▶ _Given problem_: Repeat the data below line for line, with nothing changed.

▶ _Records provided_:

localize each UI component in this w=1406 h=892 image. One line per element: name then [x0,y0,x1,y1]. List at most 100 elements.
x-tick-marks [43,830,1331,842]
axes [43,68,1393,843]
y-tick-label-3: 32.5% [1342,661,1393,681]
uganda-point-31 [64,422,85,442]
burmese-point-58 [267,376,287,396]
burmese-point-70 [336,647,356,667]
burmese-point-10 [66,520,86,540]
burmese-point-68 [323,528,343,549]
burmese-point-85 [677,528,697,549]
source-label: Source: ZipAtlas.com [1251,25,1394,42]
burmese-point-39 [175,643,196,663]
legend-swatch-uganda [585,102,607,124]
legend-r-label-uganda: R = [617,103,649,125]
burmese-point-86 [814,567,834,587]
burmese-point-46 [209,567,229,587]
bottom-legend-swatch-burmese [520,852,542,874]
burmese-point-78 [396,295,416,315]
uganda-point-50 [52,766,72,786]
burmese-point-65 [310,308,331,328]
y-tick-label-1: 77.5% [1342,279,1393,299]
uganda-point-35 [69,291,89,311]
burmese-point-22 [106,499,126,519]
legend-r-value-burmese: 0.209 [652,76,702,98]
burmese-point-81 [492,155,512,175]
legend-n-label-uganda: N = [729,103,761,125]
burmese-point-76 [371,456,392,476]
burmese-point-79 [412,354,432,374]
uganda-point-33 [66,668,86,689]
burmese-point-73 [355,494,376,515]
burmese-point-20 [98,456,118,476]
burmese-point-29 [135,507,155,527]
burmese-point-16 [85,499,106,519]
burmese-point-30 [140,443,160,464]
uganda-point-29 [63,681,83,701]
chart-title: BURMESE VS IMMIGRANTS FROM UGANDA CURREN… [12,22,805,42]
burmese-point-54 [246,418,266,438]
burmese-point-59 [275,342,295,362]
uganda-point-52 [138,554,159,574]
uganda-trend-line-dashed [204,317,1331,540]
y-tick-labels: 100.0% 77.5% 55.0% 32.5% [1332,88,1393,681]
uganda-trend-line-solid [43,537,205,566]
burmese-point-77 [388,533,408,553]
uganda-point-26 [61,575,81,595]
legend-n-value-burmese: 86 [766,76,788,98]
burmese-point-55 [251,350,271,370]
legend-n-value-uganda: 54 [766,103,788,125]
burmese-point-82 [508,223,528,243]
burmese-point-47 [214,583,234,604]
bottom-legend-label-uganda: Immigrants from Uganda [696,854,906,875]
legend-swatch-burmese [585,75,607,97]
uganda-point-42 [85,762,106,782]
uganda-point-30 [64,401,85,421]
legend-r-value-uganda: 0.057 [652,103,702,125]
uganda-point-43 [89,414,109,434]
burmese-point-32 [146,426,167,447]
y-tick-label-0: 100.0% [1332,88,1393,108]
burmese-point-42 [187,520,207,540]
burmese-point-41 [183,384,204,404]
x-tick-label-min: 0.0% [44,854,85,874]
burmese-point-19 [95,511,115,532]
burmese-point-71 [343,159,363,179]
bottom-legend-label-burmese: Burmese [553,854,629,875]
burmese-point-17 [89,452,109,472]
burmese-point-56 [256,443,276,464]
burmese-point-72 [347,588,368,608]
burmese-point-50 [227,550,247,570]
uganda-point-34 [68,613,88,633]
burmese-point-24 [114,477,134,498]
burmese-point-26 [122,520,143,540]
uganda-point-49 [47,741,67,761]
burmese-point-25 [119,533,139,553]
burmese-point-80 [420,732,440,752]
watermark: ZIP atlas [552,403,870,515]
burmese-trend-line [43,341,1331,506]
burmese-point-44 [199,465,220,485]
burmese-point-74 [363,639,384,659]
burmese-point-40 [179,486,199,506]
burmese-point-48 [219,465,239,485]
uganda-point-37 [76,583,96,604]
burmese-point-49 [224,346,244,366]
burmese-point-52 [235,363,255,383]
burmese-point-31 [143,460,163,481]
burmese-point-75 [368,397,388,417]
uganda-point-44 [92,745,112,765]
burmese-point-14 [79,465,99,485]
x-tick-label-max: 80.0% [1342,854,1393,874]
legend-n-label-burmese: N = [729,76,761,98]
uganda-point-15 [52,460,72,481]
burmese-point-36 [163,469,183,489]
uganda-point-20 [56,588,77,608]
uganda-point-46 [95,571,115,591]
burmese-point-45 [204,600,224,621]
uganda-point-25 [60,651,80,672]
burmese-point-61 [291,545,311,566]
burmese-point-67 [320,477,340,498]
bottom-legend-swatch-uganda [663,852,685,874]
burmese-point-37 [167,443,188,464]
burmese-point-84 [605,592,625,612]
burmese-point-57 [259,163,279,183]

▶ _Exercise solution_:
localize each UI component in this w=1406 h=892 image. One line per element: name then [x0,y0,x1,y1]. List at most 100 elements.
x-tick-marks [43,830,1331,842]
axes [43,68,1393,843]
y-tick-label-3: 32.5% [1342,661,1393,681]
uganda-point-31 [64,422,85,442]
burmese-point-58 [267,376,287,396]
burmese-point-70 [336,647,356,667]
burmese-point-10 [66,520,86,540]
burmese-point-68 [323,528,343,549]
burmese-point-85 [677,528,697,549]
source-label: Source: ZipAtlas.com [1251,25,1394,42]
burmese-point-39 [175,643,196,663]
legend-swatch-uganda [585,102,607,124]
legend-r-label-uganda: R = [617,103,649,125]
burmese-point-86 [814,567,834,587]
burmese-point-46 [209,567,229,587]
bottom-legend-swatch-burmese [520,852,542,874]
burmese-point-78 [396,295,416,315]
uganda-point-50 [52,766,72,786]
burmese-point-65 [310,308,331,328]
y-tick-label-1: 77.5% [1342,279,1393,299]
uganda-point-35 [69,291,89,311]
burmese-point-22 [106,499,126,519]
legend-r-value-burmese: 0.209 [652,76,702,98]
burmese-point-81 [492,155,512,175]
legend-n-label-uganda: N = [729,103,761,125]
burmese-point-76 [371,456,392,476]
burmese-point-79 [412,354,432,374]
uganda-point-33 [66,668,86,689]
burmese-point-73 [355,494,376,515]
burmese-point-20 [98,456,118,476]
burmese-point-29 [135,507,155,527]
burmese-point-16 [85,499,106,519]
burmese-point-30 [140,443,160,464]
uganda-point-29 [63,681,83,701]
chart-title: BURMESE VS IMMIGRANTS FROM UGANDA CURREN… [12,22,805,42]
burmese-point-54 [246,418,266,438]
burmese-point-59 [275,342,295,362]
uganda-point-52 [138,554,159,574]
uganda-trend-line-dashed [204,317,1331,540]
y-tick-labels: 100.0% 77.5% 55.0% 32.5% [1332,88,1393,681]
uganda-trend-line-solid [43,537,205,566]
burmese-point-77 [388,533,408,553]
uganda-point-26 [61,575,81,595]
legend-n-value-burmese: 86 [766,76,788,98]
burmese-point-55 [251,350,271,370]
legend-n-value-uganda: 54 [766,103,788,125]
burmese-point-82 [508,223,528,243]
burmese-point-47 [214,583,234,604]
bottom-legend-label-uganda: Immigrants from Uganda [696,854,906,875]
legend-swatch-burmese [585,75,607,97]
uganda-point-42 [85,762,106,782]
uganda-point-30 [64,401,85,421]
legend-r-value-uganda: 0.057 [652,103,702,125]
uganda-point-43 [89,414,109,434]
burmese-point-32 [146,426,167,447]
y-tick-label-0: 100.0% [1332,88,1393,108]
burmese-point-42 [187,520,207,540]
burmese-point-41 [183,384,204,404]
x-tick-label-min: 0.0% [44,854,85,874]
burmese-point-19 [95,511,115,532]
burmese-point-71 [343,159,363,179]
bottom-legend-label-burmese: Burmese [553,854,629,875]
burmese-point-17 [89,452,109,472]
burmese-point-56 [256,443,276,464]
burmese-point-72 [347,588,368,608]
burmese-point-50 [227,550,247,570]
uganda-point-34 [68,613,88,633]
burmese-point-24 [114,477,134,498]
burmese-point-26 [122,520,143,540]
uganda-point-49 [47,741,67,761]
burmese-point-25 [119,533,139,553]
burmese-point-80 [420,732,440,752]
watermark: ZIP atlas [552,403,870,515]
burmese-trend-line [43,341,1331,506]
burmese-point-44 [199,465,220,485]
burmese-point-74 [363,639,384,659]
burmese-point-40 [179,486,199,506]
burmese-point-48 [219,465,239,485]
uganda-point-37 [76,583,96,604]
burmese-point-49 [224,346,244,366]
burmese-point-52 [235,363,255,383]
burmese-point-31 [143,460,163,481]
burmese-point-75 [368,397,388,417]
uganda-point-44 [92,745,112,765]
burmese-point-14 [79,465,99,485]
x-tick-label-max: 80.0% [1342,854,1393,874]
legend-n-label-burmese: N = [729,76,761,98]
uganda-point-15 [52,460,72,481]
burmese-point-36 [163,469,183,489]
uganda-point-20 [56,588,77,608]
uganda-point-46 [95,571,115,591]
burmese-point-45 [204,600,224,621]
uganda-point-25 [60,651,80,672]
burmese-point-61 [291,545,311,566]
burmese-point-67 [320,477,340,498]
bottom-legend-swatch-uganda [663,852,685,874]
burmese-point-37 [167,443,188,464]
burmese-point-84 [605,592,625,612]
burmese-point-57 [259,163,279,183]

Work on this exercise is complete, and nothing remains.